(GIVEN REQUEST):
Repeat exactly the lines from the line containing "Output a JSON" through the last line of the records below, inclusive, and nothing else.

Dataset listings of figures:
=======
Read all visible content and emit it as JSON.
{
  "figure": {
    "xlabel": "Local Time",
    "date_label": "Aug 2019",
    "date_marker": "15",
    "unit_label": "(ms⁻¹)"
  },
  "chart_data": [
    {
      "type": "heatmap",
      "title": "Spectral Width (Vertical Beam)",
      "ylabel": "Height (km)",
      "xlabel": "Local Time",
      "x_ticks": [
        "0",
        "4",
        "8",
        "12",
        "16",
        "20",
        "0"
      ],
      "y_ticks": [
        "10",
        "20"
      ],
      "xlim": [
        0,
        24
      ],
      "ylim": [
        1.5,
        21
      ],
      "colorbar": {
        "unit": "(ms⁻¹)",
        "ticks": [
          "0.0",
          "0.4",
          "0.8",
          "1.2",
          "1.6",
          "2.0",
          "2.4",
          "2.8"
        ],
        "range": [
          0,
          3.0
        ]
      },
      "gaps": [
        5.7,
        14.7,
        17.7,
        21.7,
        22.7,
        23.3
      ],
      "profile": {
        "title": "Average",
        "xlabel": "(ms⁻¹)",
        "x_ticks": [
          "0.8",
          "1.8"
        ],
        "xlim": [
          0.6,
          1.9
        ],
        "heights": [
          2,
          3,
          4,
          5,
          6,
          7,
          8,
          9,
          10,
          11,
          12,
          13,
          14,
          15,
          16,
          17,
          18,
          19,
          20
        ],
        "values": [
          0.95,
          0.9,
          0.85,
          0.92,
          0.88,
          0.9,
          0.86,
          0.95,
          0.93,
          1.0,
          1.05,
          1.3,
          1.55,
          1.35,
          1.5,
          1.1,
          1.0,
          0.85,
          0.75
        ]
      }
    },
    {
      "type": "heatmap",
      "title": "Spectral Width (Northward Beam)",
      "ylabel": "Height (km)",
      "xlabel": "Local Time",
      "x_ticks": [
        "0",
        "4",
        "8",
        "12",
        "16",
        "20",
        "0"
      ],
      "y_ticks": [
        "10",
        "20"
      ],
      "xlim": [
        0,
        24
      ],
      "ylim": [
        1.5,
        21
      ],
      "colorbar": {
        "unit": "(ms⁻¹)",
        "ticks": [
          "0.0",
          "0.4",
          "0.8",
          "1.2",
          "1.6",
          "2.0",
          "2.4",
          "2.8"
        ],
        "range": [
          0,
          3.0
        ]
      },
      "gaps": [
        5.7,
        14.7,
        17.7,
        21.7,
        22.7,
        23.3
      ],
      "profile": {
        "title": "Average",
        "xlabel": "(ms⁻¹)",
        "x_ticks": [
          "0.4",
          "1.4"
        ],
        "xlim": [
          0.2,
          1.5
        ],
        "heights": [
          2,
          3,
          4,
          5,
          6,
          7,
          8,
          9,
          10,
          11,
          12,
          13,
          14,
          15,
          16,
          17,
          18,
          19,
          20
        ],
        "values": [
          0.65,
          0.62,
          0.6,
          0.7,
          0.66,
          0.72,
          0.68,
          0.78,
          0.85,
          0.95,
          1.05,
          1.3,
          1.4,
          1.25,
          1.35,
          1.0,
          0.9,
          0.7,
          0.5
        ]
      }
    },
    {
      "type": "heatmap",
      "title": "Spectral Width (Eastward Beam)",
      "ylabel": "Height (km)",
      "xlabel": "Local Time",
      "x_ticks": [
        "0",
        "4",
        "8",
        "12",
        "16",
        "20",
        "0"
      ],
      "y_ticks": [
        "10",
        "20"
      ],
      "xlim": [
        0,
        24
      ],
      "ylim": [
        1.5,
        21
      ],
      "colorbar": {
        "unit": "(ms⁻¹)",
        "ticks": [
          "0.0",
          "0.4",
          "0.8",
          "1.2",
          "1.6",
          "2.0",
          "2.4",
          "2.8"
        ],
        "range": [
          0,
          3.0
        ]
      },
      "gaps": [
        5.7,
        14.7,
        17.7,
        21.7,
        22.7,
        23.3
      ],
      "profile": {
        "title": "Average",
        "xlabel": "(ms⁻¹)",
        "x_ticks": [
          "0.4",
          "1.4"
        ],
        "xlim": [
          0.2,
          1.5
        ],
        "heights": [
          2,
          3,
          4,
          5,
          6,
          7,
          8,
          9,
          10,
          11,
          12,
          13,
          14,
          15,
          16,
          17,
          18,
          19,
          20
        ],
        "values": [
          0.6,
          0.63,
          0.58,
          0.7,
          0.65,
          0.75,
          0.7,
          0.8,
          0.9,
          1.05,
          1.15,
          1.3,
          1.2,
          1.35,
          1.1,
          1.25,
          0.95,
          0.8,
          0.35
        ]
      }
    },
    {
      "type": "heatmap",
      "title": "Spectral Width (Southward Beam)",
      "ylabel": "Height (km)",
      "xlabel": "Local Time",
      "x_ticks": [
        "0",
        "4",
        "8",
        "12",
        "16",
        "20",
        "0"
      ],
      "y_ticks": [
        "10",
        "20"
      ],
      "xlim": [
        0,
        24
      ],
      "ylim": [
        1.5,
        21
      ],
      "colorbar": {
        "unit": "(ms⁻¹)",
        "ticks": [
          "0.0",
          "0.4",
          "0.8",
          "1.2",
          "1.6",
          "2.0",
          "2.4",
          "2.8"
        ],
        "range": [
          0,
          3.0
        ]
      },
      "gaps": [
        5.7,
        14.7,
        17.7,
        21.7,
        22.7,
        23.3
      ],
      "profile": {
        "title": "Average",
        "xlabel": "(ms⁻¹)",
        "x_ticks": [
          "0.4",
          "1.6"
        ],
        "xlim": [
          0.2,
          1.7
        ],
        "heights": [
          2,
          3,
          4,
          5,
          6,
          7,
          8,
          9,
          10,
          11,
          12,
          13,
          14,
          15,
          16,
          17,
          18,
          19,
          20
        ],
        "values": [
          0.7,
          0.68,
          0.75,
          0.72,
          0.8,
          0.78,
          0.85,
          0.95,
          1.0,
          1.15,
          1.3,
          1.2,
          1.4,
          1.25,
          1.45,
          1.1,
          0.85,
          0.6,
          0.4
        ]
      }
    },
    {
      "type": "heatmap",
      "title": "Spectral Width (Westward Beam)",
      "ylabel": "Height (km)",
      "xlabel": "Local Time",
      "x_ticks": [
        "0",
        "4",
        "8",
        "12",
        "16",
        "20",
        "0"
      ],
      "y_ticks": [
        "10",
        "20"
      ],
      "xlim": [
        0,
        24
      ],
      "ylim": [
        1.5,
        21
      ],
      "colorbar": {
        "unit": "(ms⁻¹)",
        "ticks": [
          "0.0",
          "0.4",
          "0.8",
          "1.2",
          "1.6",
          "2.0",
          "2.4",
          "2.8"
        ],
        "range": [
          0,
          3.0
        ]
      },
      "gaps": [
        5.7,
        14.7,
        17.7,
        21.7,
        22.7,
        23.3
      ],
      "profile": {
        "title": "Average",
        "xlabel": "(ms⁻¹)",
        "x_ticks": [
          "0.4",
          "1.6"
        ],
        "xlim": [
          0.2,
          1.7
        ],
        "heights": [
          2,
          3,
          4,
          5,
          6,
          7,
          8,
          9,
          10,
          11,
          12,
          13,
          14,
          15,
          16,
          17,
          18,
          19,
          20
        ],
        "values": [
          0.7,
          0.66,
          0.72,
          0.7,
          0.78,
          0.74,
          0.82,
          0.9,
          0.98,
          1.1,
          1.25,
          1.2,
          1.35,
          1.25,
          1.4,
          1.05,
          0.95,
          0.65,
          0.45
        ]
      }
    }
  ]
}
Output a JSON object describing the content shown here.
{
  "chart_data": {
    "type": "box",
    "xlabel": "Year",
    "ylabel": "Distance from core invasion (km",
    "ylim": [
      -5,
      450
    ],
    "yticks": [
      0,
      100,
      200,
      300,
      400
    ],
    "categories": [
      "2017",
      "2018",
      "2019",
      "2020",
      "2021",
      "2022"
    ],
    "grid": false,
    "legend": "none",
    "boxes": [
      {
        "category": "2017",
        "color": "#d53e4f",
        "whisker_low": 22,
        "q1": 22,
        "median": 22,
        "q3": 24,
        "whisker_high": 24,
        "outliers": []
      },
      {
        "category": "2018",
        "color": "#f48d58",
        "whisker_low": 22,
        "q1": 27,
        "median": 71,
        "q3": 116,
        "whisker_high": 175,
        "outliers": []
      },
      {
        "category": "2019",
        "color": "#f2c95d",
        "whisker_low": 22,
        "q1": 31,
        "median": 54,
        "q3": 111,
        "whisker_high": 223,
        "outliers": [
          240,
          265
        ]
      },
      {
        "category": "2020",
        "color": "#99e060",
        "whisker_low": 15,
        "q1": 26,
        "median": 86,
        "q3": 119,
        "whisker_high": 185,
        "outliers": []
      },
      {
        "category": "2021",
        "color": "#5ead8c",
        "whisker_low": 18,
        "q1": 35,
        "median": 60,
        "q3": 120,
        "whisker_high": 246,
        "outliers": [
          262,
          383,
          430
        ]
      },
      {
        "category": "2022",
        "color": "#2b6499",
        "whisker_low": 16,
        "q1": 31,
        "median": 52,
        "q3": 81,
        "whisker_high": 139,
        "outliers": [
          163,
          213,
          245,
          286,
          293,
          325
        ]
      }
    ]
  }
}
=======
(TASK RESULT):
Output a JSON object describing the content shown here.
{
  "chart_data": {
    "type": "box",
    "xlabel": "Year",
    "ylabel": "Distance from core invasion (km",
    "ylim": [
      -5,
      450
    ],
    "yticks": [
      0,
      100,
      200,
      300,
      400
    ],
    "categories": [
      "2017",
      "2018",
      "2019",
      "2020",
      "2021",
      "2022"
    ],
    "grid": false,
    "legend": "none",
    "boxes": [
      {
        "category": "2017",
        "color": "#d53e4f",
        "whisker_low": 22,
        "q1": 22,
        "median": 22,
        "q3": 24,
        "whisker_high": 24,
        "outliers": []
      },
      {
        "category": "2018",
        "color": "#f48d58",
        "whisker_low": 22,
        "q1": 27,
        "median": 71,
        "q3": 116,
        "whisker_high": 175,
        "outliers": []
      },
      {
        "category": "2019",
        "color": "#f2c95d",
        "whisker_low": 22,
        "q1": 31,
        "median": 54,
        "q3": 111,
        "whisker_high": 223,
        "outliers": [
          240,
          265
        ]
      },
      {
        "category": "2020",
        "color": "#99e060",
        "whisker_low": 15,
        "q1": 26,
        "median": 86,
        "q3": 119,
        "whisker_high": 185,
        "outliers": []
      },
      {
        "category": "2021",
        "color": "#5ead8c",
        "whisker_low": 18,
        "q1": 35,
        "median": 60,
        "q3": 120,
        "whisker_high": 246,
        "outliers": [
          262,
          383,
          430
        ]
      },
      {
        "category": "2022",
        "color": "#2b6499",
        "whisker_low": 16,
        "q1": 31,
        "median": 52,
        "q3": 81,
        "whisker_high": 139,
        "outliers": [
          163,
          213,
          245,
          286,
          293,
          325
        ]
      }
    ]
  }
}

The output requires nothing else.